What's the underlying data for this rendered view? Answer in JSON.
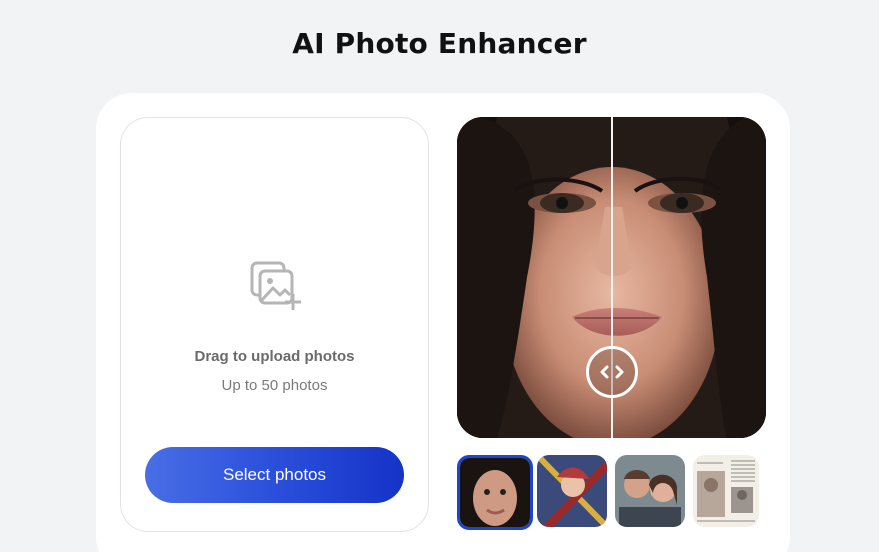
{
  "header": {
    "title": "AI Photo Enhancer"
  },
  "upload": {
    "icon": "image-add-icon",
    "title": "Drag to upload photos",
    "subtitle": "Up to 50 photos",
    "button_label": "Select photos"
  },
  "preview": {
    "handle_icon": "chevron-left-right-icon",
    "comparison_split": 0.5
  },
  "thumbnails": [
    {
      "name": "sample-portrait-woman",
      "active": true
    },
    {
      "name": "sample-anime-art",
      "active": false
    },
    {
      "name": "sample-couple-selfie",
      "active": false
    },
    {
      "name": "sample-old-newspaper",
      "active": false
    }
  ],
  "colors": {
    "accent": "#2d52dc",
    "background": "#f2f3f5"
  }
}
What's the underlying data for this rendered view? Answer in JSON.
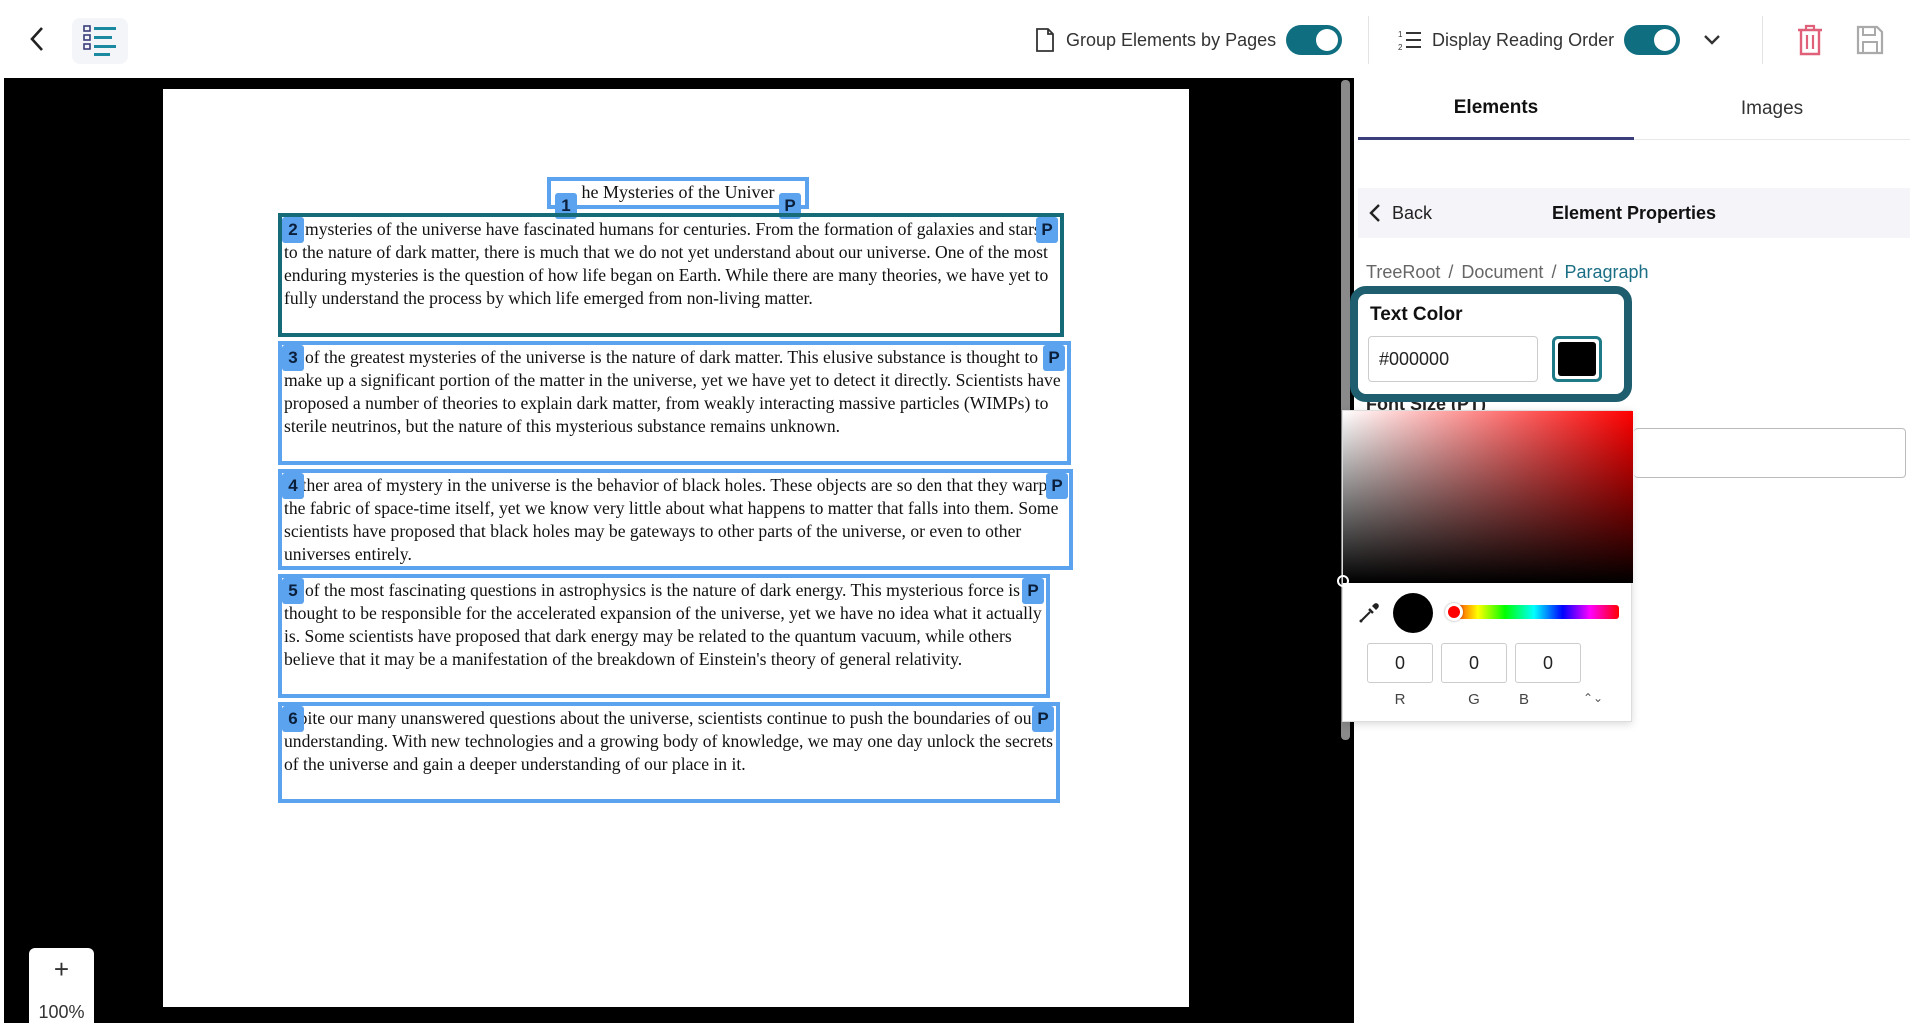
{
  "toolbar": {
    "group_by_pages_label": "Group Elements by Pages",
    "display_reading_order_label": "Display Reading Order",
    "group_by_pages_on": true,
    "reading_order_on": true
  },
  "document": {
    "blocks": [
      {
        "num": "1",
        "type": "P",
        "text": "he Mysteries of the Univer"
      },
      {
        "num": "2",
        "type": "P",
        "text": "ne mysteries of the universe have fascinated humans for centuries. From the formation of galaxies and stars to the nature of dark matter, there is much that we do not yet understand about our universe. One of the most enduring mysteries is the question of how life began on Earth. While there are many theories, we have yet to fully understand the process by which life emerged from non-living matter."
      },
      {
        "num": "3",
        "type": "P",
        "text": "ne of the greatest mysteries of the universe is the nature of dark matter. This elusive substance is thought to make up a significant portion of the matter in the universe, yet we have yet to detect it directly. Scientists have proposed a number of theories to explain dark matter, from weakly interacting massive particles (WIMPs) to sterile neutrinos, but the nature of this mysterious substance remains unknown."
      },
      {
        "num": "4",
        "type": "P",
        "text": "nother area of mystery in the universe is the behavior of black holes. These objects are so den that they warp the fabric of space-time itself, yet we know very little about what happens to matter that falls into them. Some scientists have proposed that black holes may be gateways to other parts of the universe, or even to other universes entirely."
      },
      {
        "num": "5",
        "type": "P",
        "text": "ne of the most fascinating questions in astrophysics is the nature of dark energy. This mysterious force is thought to be responsible for the accelerated expansion of the universe, yet we have no idea what it actually is. Some scientists have proposed that dark energy may be related to the quantum vacuum, while others believe that it may be a manifestation of the breakdown of Einstein's theory of general relativity."
      },
      {
        "num": "6",
        "type": "P",
        "text": "espite our many unanswered questions about the universe, scientists continue to push the boundaries of our understanding. With new technologies and a growing body of knowledge, we may one day unlock the secrets of the universe and gain a deeper understanding of our place in it."
      }
    ]
  },
  "zoom": {
    "plus": "+",
    "value": "100%",
    "minus": "−"
  },
  "panel": {
    "tabs": [
      "Elements",
      "Images"
    ],
    "active_tab": "Elements",
    "back_label": "Back",
    "title": "Element Properties",
    "breadcrumb": [
      "TreeRoot",
      "/",
      "Document",
      "/",
      "Paragraph"
    ],
    "text_color_label": "Text Color",
    "text_color_value": "#000000",
    "font_size_label": "Font Size (PT)"
  },
  "picker": {
    "r": "0",
    "g": "0",
    "b": "0",
    "r_label": "R",
    "g_label": "G",
    "b_label": "B",
    "mode_toggle": "⌃⌄",
    "current_color": "#000000",
    "hue_color": "#ff0000"
  },
  "colors": {
    "accent": "#0f6f80",
    "selected_border": "#156b77",
    "block_border": "#5ba3ef",
    "delete_icon": "#e0607a"
  },
  "icons": {
    "back": "chevron-left-icon",
    "logo": "list-structure-icon",
    "page": "page-icon",
    "reading_order": "numbered-list-icon",
    "chevron": "chevron-down-icon",
    "delete": "trash-icon",
    "save": "save-icon",
    "eyedropper": "eyedropper-icon"
  }
}
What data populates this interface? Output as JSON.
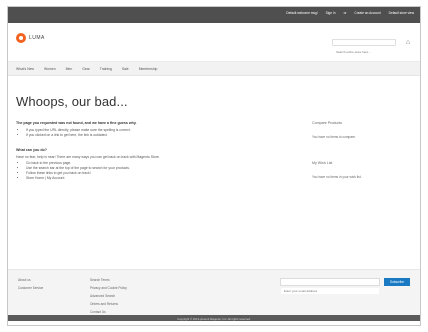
{
  "topbar": {
    "links": [
      "Default welcome msg!",
      "Sign In",
      "or",
      "Create an Account",
      "Default store view"
    ]
  },
  "header": {
    "logo_text": "LUMA",
    "search_placeholder": "Search entire store here...",
    "cart_icon": "cart-icon"
  },
  "nav": {
    "items": [
      "What's New",
      "Women",
      "Men",
      "Gear",
      "Training",
      "Sale",
      "Membership"
    ]
  },
  "main": {
    "title": "Whoops, our bad...",
    "lead": "The page you requested was not found, and we have a fine guess why.",
    "bullets_1": [
      "If you typed the URL directly, please make sure the spelling is correct.",
      "If you clicked on a link to get here, the link is outdated."
    ],
    "subhead": "What can you do?",
    "subtext": "Have no fear, help is near! There are many ways you can get back on track with Magento Store.",
    "bullets_2": [
      "Go back to the previous page.",
      "Use the search bar at the top of the page to search for your products.",
      "Follow these links to get you back on track!",
      "Store Home | My Account"
    ]
  },
  "sidebar": {
    "compare_title": "Compare Products",
    "compare_text": "You have no items to compare.",
    "wishlist_title": "My Wish List",
    "wishlist_text": "You have no items in your wish list."
  },
  "footer": {
    "col1": [
      "About us",
      "Customer Service"
    ],
    "col2": [
      "Search Terms",
      "Privacy and Cookie Policy",
      "Advanced Search",
      "Orders and Returns",
      "Contact Us"
    ],
    "newsletter_placeholder": "Enter your email address",
    "subscribe_label": "Subscribe",
    "copyright": "Copyright © 2013-present Magento, Inc. All rights reserved."
  },
  "colors": {
    "topbar": "#4f4f4f",
    "accent": "#1979c3",
    "logo": "#f26322"
  }
}
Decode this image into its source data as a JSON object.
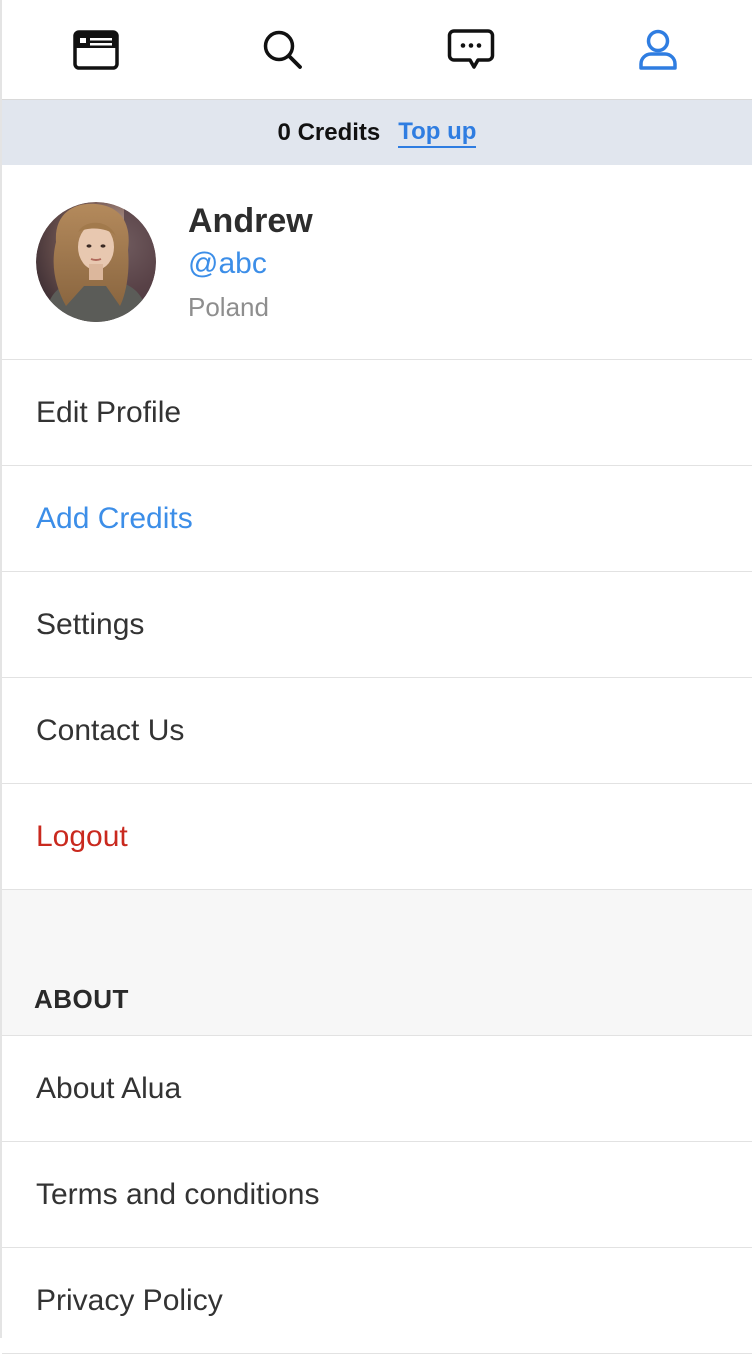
{
  "nav": {
    "items": [
      {
        "icon": "browser-window-icon",
        "active": false
      },
      {
        "icon": "search-icon",
        "active": false
      },
      {
        "icon": "chat-bubble-icon",
        "active": false
      },
      {
        "icon": "user-icon",
        "active": true
      }
    ],
    "active_color": "#2f7de1",
    "inactive_color": "#111111"
  },
  "credits": {
    "count_label": "0 Credits",
    "topup_label": "Top up"
  },
  "profile": {
    "name": "Andrew",
    "handle": "@abc",
    "country": "Poland"
  },
  "menu": {
    "edit_profile": "Edit Profile",
    "add_credits": "Add Credits",
    "settings": "Settings",
    "contact_us": "Contact Us",
    "logout": "Logout"
  },
  "about": {
    "header": "ABOUT",
    "about_alua": "About Alua",
    "terms": "Terms and conditions",
    "privacy": "Privacy Policy"
  },
  "colors": {
    "accent": "#3c8ee8",
    "danger": "#c9291e",
    "credits_bar_bg": "#e1e6ee"
  }
}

■ ■ ■ ■ ■ ■ ■

The pictures in the entries should be left out; output everything else exactly.

What's the underlying data for this rendered view? Answer in JSON.
{
  "header": {
    "title": "AI Photo Enhancer"
  },
  "upload": {
    "icon": "image-add-icon",
    "title": "Drag to upload photos",
    "subtitle": "Up to 50 photos",
    "button_label": "Select photos"
  },
  "preview": {
    "handle_icon": "chevron-left-right-icon",
    "comparison_split": 0.5
  },
  "thumbnails": [
    {
      "name": "sample-portrait-woman",
      "active": true
    },
    {
      "name": "sample-anime-art",
      "active": false
    },
    {
      "name": "sample-couple-selfie",
      "active": false
    },
    {
      "name": "sample-old-newspaper",
      "active": false
    }
  ],
  "colors": {
    "accent": "#2d52dc",
    "background": "#f2f3f5"
  }
}
What's the underlying data for this rendered view? Answer in JSON.
{
  "toolbar": {
    "group_by_pages_label": "Group Elements by Pages",
    "display_reading_order_label": "Display Reading Order",
    "group_by_pages_on": true,
    "reading_order_on": true
  },
  "document": {
    "blocks": [
      {
        "num": "1",
        "type": "P",
        "text": "he Mysteries of the Univer"
      },
      {
        "num": "2",
        "type": "P",
        "text": "ne mysteries of the universe have fascinated humans for centuries. From the formation of galaxies and stars to the nature of dark matter, there is much that we do not yet understand about our universe. One of the most enduring mysteries is the question of how life began on Earth. While there are many theories, we have yet to fully understand the process by which life emerged from non-living matter."
      },
      {
        "num": "3",
        "type": "P",
        "text": "ne of the greatest mysteries of the universe is the nature of dark matter. This elusive substance is thought to make up a significant portion of the matter in the universe, yet we have yet to detect it directly. Scientists have proposed a number of theories to explain dark matter, from weakly interacting massive particles (WIMPs) to sterile neutrinos, but the nature of this mysterious substance remains unknown."
      },
      {
        "num": "4",
        "type": "P",
        "text": "nother area of mystery in the universe is the behavior of black holes. These objects are so den that they warp the fabric of space-time itself, yet we know very little about what happens to matter that falls into them. Some scientists have proposed that black holes may be gateways to other parts of the universe, or even to other universes entirely."
      },
      {
        "num": "5",
        "type": "P",
        "text": "ne of the most fascinating questions in astrophysics is the nature of dark energy. This mysterious force is thought to be responsible for the accelerated expansion of the universe, yet we have no idea what it actually is. Some scientists have proposed that dark energy may be related to the quantum vacuum, while others believe that it may be a manifestation of the breakdown of Einstein's theory of general relativity."
      },
      {
        "num": "6",
        "type": "P",
        "text": "espite our many unanswered questions about the universe, scientists continue to push the boundaries of our understanding. With new technologies and a growing body of knowledge, we may one day unlock the secrets of the universe and gain a deeper understanding of our place in it."
      }
    ]
  },
  "zoom": {
    "plus": "+",
    "value": "100%",
    "minus": "−"
  },
  "panel": {
    "tabs": [
      "Elements",
      "Images"
    ],
    "active_tab": "Elements",
    "back_label": "Back",
    "title": "Element Properties",
    "breadcrumb": [
      "TreeRoot",
      "/",
      "Document",
      "/",
      "Paragraph"
    ],
    "text_color_label": "Text Color",
    "text_color_value": "#000000",
    "font_size_label": "Font Size (PT)"
  },
  "picker": {
    "r": "0",
    "g": "0",
    "b": "0",
    "r_label": "R",
    "g_label": "G",
    "b_label": "B",
    "mode_toggle": "⌃⌄",
    "current_color": "#000000",
    "hue_color": "#ff0000"
  },
  "colors": {
    "accent": "#0f6f80",
    "selected_border": "#156b77",
    "block_border": "#5ba3ef",
    "delete_icon": "#e0607a"
  },
  "icons": {
    "back": "chevron-left-icon",
    "logo": "list-structure-icon",
    "page": "page-icon",
    "reading_order": "numbered-list-icon",
    "chevron": "chevron-down-icon",
    "delete": "trash-icon",
    "save": "save-icon",
    "eyedropper": "eyedropper-icon"
  }
}
What data populates this interface? Output as JSON.
{
  "topbar": {
    "links": [
      "Default welcome msg!",
      "Sign In",
      "or",
      "Create an Account",
      "Default store view"
    ]
  },
  "header": {
    "logo_text": "LUMA",
    "search_placeholder": "Search entire store here...",
    "cart_icon": "cart-icon"
  },
  "nav": {
    "items": [
      "What's New",
      "Women",
      "Men",
      "Gear",
      "Training",
      "Sale",
      "Membership"
    ]
  },
  "main": {
    "title": "Whoops, our bad...",
    "lead": "The page you requested was not found, and we have a fine guess why.",
    "bullets_1": [
      "If you typed the URL directly, please make sure the spelling is correct.",
      "If you clicked on a link to get here, the link is outdated."
    ],
    "subhead": "What can you do?",
    "subtext": "Have no fear, help is near! There are many ways you can get back on track with Magento Store.",
    "bullets_2": [
      "Go back to the previous page.",
      "Use the search bar at the top of the page to search for your products.",
      "Follow these links to get you back on track!",
      "Store Home | My Account"
    ]
  },
  "sidebar": {
    "compare_title": "Compare Products",
    "compare_text": "You have no items to compare.",
    "wishlist_title": "My Wish List",
    "wishlist_text": "You have no items in your wish list."
  },
  "footer": {
    "col1": [
      "About us",
      "Customer Service"
    ],
    "col2": [
      "Search Terms",
      "Privacy and Cookie Policy",
      "Advanced Search",
      "Orders and Returns",
      "Contact Us"
    ],
    "newsletter_placeholder": "Enter your email address",
    "subscribe_label": "Subscribe",
    "copyright": "Copyright © 2013-present Magento, Inc. All rights reserved."
  },
  "colors": {
    "topbar": "#4f4f4f",
    "accent": "#1979c3",
    "logo": "#f26322"
  }
}
Decode this image into its source data as a JSON object.
{
  "nav": {
    "items": [
      {
        "icon": "browser-window-icon",
        "active": false
      },
      {
        "icon": "search-icon",
        "active": false
      },
      {
        "icon": "chat-bubble-icon",
        "active": false
      },
      {
        "icon": "user-icon",
        "active": true
      }
    ],
    "active_color": "#2f7de1",
    "inactive_color": "#111111"
  },
  "credits": {
    "count_label": "0 Credits",
    "topup_label": "Top up"
  },
  "profile": {
    "name": "Andrew",
    "handle": "@abc",
    "country": "Poland"
  },
  "menu": {
    "edit_profile": "Edit Profile",
    "add_credits": "Add Credits",
    "settings": "Settings",
    "contact_us": "Contact Us",
    "logout": "Logout"
  },
  "about": {
    "header": "ABOUT",
    "about_alua": "About Alua",
    "terms": "Terms and conditions",
    "privacy": "Privacy Policy"
  },
  "colors": {
    "accent": "#3c8ee8",
    "danger": "#c9291e",
    "credits_bar_bg": "#e1e6ee"
  }
}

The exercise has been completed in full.